**Records provided**
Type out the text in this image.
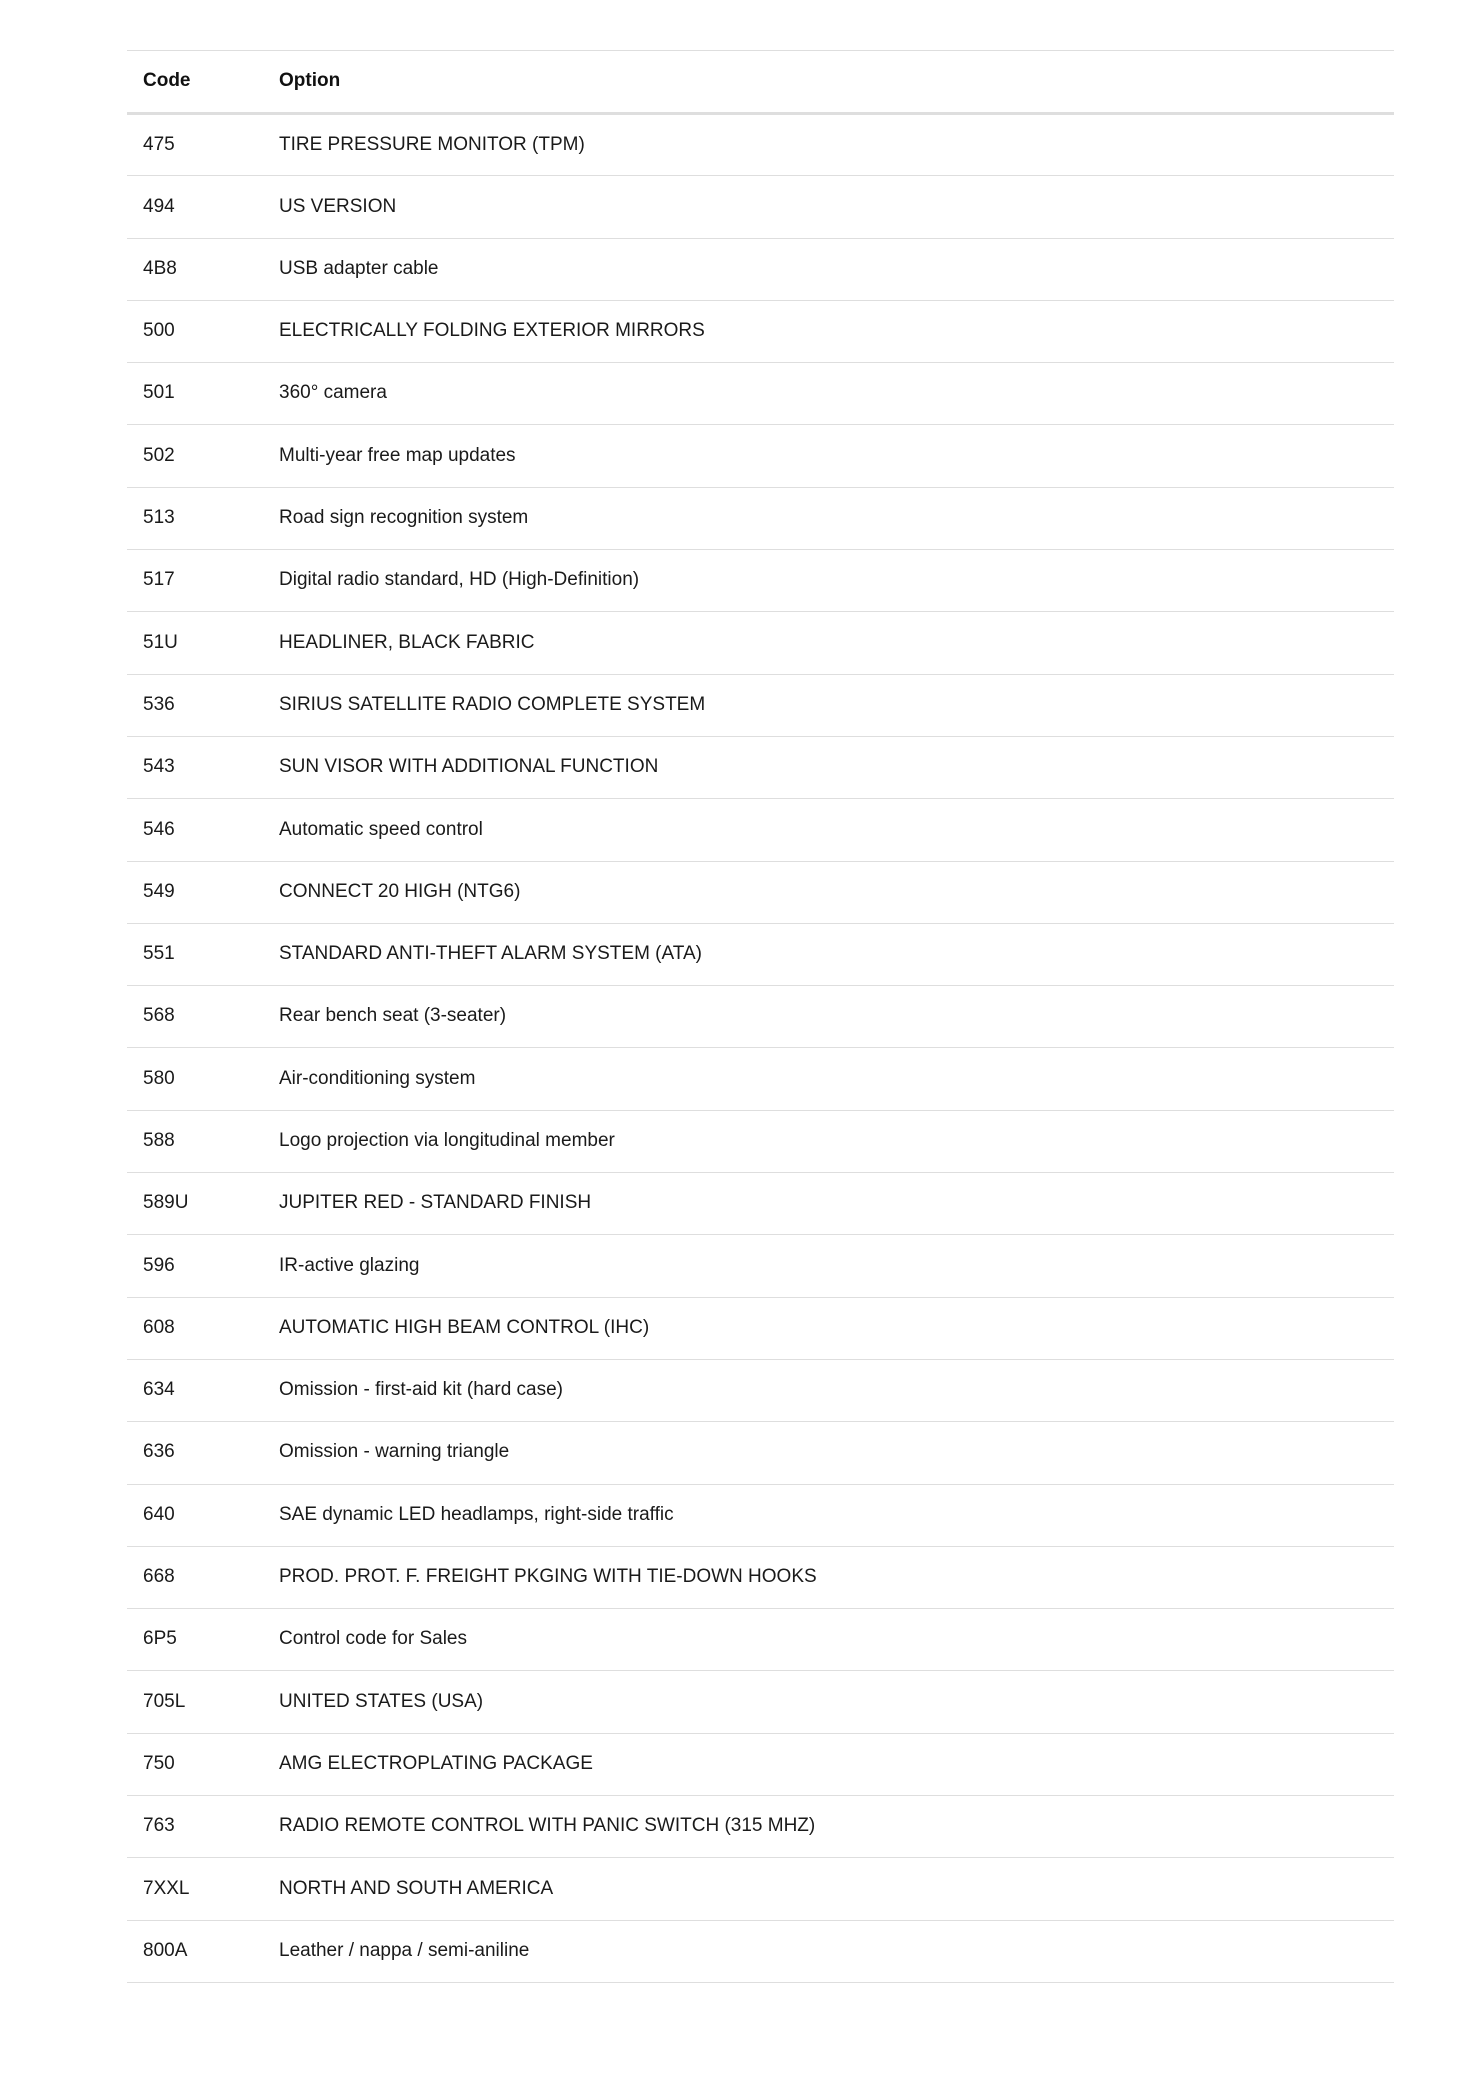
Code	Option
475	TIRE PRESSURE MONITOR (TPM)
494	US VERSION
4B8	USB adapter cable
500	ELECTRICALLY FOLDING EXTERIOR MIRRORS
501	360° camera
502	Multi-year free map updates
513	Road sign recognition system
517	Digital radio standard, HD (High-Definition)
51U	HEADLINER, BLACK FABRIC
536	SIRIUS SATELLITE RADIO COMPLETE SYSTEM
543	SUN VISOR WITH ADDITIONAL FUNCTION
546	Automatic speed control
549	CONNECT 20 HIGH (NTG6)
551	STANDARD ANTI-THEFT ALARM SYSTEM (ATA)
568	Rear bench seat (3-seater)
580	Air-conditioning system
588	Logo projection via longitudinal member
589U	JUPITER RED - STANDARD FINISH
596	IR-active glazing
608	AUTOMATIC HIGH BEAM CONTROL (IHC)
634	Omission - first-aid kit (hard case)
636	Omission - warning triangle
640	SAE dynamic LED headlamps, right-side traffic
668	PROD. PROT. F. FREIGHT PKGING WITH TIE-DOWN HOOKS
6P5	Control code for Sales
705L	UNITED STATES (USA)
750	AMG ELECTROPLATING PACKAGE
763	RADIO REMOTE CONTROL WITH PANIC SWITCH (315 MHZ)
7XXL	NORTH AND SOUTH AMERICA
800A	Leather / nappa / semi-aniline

**The problem**
In this exercise, set down all of the data exactly, without the pictures.

**The output**
Type out the text in this image.
Code	Option
475	TIRE PRESSURE MONITOR (TPM)
494	US VERSION
4B8	USB adapter cable
500	ELECTRICALLY FOLDING EXTERIOR MIRRORS
501	360° camera
502	Multi-year free map updates
513	Road sign recognition system
517	Digital radio standard, HD (High-Definition)
51U	HEADLINER, BLACK FABRIC
536	SIRIUS SATELLITE RADIO COMPLETE SYSTEM
543	SUN VISOR WITH ADDITIONAL FUNCTION
546	Automatic speed control
549	CONNECT 20 HIGH (NTG6)
551	STANDARD ANTI-THEFT ALARM SYSTEM (ATA)
568	Rear bench seat (3-seater)
580	Air-conditioning system
588	Logo projection via longitudinal member
589U	JUPITER RED - STANDARD FINISH
596	IR-active glazing
608	AUTOMATIC HIGH BEAM CONTROL (IHC)
634	Omission - first-aid kit (hard case)
636	Omission - warning triangle
640	SAE dynamic LED headlamps, right-side traffic
668	PROD. PROT. F. FREIGHT PKGING WITH TIE-DOWN HOOKS
6P5	Control code for Sales
705L	UNITED STATES (USA)
750	AMG ELECTROPLATING PACKAGE
763	RADIO REMOTE CONTROL WITH PANIC SWITCH (315 MHZ)
7XXL	NORTH AND SOUTH AMERICA
800A	Leather / nappa / semi-aniline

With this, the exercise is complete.